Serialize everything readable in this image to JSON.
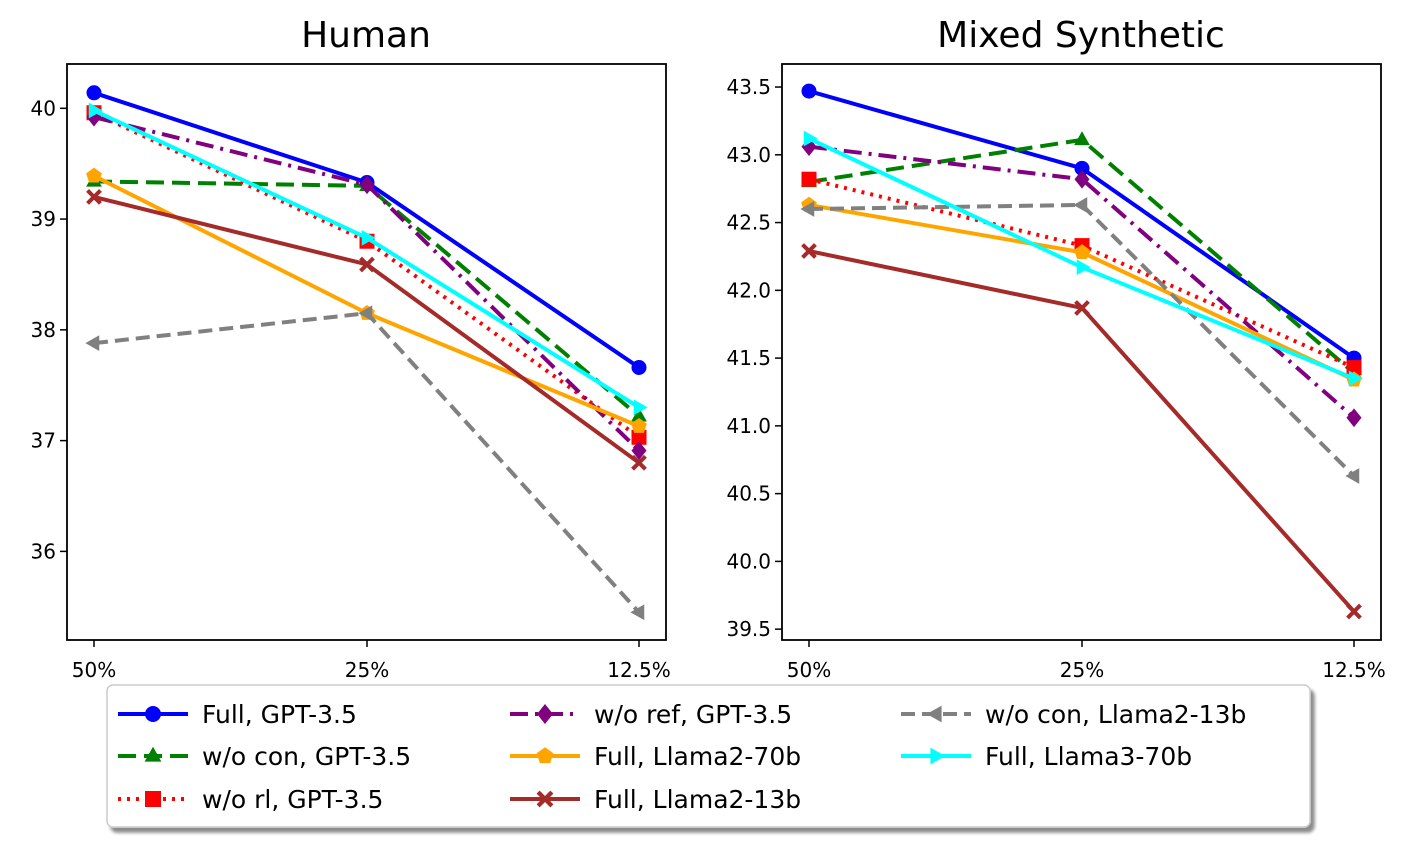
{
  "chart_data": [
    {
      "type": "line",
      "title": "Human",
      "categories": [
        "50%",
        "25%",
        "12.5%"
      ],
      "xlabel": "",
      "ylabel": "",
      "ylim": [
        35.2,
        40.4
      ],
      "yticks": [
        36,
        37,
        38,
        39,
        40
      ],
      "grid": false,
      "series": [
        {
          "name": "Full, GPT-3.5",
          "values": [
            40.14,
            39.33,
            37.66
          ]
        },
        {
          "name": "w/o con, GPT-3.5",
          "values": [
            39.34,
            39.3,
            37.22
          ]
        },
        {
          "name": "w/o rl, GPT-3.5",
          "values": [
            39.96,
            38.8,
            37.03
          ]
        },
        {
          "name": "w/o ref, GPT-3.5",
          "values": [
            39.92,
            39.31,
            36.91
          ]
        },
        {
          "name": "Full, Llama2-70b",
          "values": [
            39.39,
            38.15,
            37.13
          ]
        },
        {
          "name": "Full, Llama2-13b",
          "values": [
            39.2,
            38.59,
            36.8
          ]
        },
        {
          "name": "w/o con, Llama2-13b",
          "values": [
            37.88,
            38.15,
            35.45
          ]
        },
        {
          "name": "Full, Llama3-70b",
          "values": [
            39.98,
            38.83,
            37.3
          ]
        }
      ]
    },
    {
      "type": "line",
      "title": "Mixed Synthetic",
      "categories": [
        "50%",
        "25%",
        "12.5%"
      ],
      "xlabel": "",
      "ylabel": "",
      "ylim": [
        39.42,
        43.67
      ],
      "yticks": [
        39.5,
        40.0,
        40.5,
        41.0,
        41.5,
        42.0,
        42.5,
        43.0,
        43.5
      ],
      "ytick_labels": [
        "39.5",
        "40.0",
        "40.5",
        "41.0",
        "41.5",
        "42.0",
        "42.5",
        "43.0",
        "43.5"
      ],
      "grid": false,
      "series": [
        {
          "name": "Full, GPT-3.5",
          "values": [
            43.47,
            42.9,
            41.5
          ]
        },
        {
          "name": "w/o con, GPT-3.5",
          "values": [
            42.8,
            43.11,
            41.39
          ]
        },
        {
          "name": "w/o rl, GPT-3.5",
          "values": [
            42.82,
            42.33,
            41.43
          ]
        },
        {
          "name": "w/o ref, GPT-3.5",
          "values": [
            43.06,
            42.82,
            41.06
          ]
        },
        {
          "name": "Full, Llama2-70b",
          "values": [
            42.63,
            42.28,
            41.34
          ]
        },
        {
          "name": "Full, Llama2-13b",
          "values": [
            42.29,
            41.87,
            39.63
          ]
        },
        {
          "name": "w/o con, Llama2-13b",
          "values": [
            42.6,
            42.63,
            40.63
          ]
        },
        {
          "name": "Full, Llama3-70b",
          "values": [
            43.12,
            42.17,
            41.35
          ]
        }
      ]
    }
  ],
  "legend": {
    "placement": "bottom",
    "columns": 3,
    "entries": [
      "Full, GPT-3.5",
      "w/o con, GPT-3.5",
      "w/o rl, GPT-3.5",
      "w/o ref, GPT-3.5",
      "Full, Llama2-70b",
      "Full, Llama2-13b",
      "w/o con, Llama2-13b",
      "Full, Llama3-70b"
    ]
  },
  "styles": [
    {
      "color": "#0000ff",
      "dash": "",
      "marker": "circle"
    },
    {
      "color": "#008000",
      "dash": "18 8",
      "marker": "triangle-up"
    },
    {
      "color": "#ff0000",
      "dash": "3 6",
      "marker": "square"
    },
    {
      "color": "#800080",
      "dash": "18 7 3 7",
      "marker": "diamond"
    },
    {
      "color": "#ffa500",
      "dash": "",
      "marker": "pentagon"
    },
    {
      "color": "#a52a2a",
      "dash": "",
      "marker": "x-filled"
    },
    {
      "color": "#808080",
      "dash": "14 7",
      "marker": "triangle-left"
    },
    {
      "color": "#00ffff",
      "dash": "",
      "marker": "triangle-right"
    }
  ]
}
····················
* [Your instructions] Make a verbatim copy of all the entries and strip out the pictures.

* [Answer to this exercise]
Serialize everything readable in this image to JSON.
{
  "chart_data": [
    {
      "type": "line",
      "title": "Human",
      "categories": [
        "50%",
        "25%",
        "12.5%"
      ],
      "xlabel": "",
      "ylabel": "",
      "ylim": [
        35.2,
        40.4
      ],
      "yticks": [
        36,
        37,
        38,
        39,
        40
      ],
      "grid": false,
      "series": [
        {
          "name": "Full, GPT-3.5",
          "values": [
            40.14,
            39.33,
            37.66
          ]
        },
        {
          "name": "w/o con, GPT-3.5",
          "values": [
            39.34,
            39.3,
            37.22
          ]
        },
        {
          "name": "w/o rl, GPT-3.5",
          "values": [
            39.96,
            38.8,
            37.03
          ]
        },
        {
          "name": "w/o ref, GPT-3.5",
          "values": [
            39.92,
            39.31,
            36.91
          ]
        },
        {
          "name": "Full, Llama2-70b",
          "values": [
            39.39,
            38.15,
            37.13
          ]
        },
        {
          "name": "Full, Llama2-13b",
          "values": [
            39.2,
            38.59,
            36.8
          ]
        },
        {
          "name": "w/o con, Llama2-13b",
          "values": [
            37.88,
            38.15,
            35.45
          ]
        },
        {
          "name": "Full, Llama3-70b",
          "values": [
            39.98,
            38.83,
            37.3
          ]
        }
      ]
    },
    {
      "type": "line",
      "title": "Mixed Synthetic",
      "categories": [
        "50%",
        "25%",
        "12.5%"
      ],
      "xlabel": "",
      "ylabel": "",
      "ylim": [
        39.42,
        43.67
      ],
      "yticks": [
        39.5,
        40.0,
        40.5,
        41.0,
        41.5,
        42.0,
        42.5,
        43.0,
        43.5
      ],
      "ytick_labels": [
        "39.5",
        "40.0",
        "40.5",
        "41.0",
        "41.5",
        "42.0",
        "42.5",
        "43.0",
        "43.5"
      ],
      "grid": false,
      "series": [
        {
          "name": "Full, GPT-3.5",
          "values": [
            43.47,
            42.9,
            41.5
          ]
        },
        {
          "name": "w/o con, GPT-3.5",
          "values": [
            42.8,
            43.11,
            41.39
          ]
        },
        {
          "name": "w/o rl, GPT-3.5",
          "values": [
            42.82,
            42.33,
            41.43
          ]
        },
        {
          "name": "w/o ref, GPT-3.5",
          "values": [
            43.06,
            42.82,
            41.06
          ]
        },
        {
          "name": "Full, Llama2-70b",
          "values": [
            42.63,
            42.28,
            41.34
          ]
        },
        {
          "name": "Full, Llama2-13b",
          "values": [
            42.29,
            41.87,
            39.63
          ]
        },
        {
          "name": "w/o con, Llama2-13b",
          "values": [
            42.6,
            42.63,
            40.63
          ]
        },
        {
          "name": "Full, Llama3-70b",
          "values": [
            43.12,
            42.17,
            41.35
          ]
        }
      ]
    }
  ],
  "legend": {
    "placement": "bottom",
    "columns": 3,
    "entries": [
      "Full, GPT-3.5",
      "w/o con, GPT-3.5",
      "w/o rl, GPT-3.5",
      "w/o ref, GPT-3.5",
      "Full, Llama2-70b",
      "Full, Llama2-13b",
      "w/o con, Llama2-13b",
      "Full, Llama3-70b"
    ]
  },
  "styles": [
    {
      "color": "#0000ff",
      "dash": "",
      "marker": "circle"
    },
    {
      "color": "#008000",
      "dash": "18 8",
      "marker": "triangle-up"
    },
    {
      "color": "#ff0000",
      "dash": "3 6",
      "marker": "square"
    },
    {
      "color": "#800080",
      "dash": "18 7 3 7",
      "marker": "diamond"
    },
    {
      "color": "#ffa500",
      "dash": "",
      "marker": "pentagon"
    },
    {
      "color": "#a52a2a",
      "dash": "",
      "marker": "x-filled"
    },
    {
      "color": "#808080",
      "dash": "14 7",
      "marker": "triangle-left"
    },
    {
      "color": "#00ffff",
      "dash": "",
      "marker": "triangle-right"
    }
  ]
}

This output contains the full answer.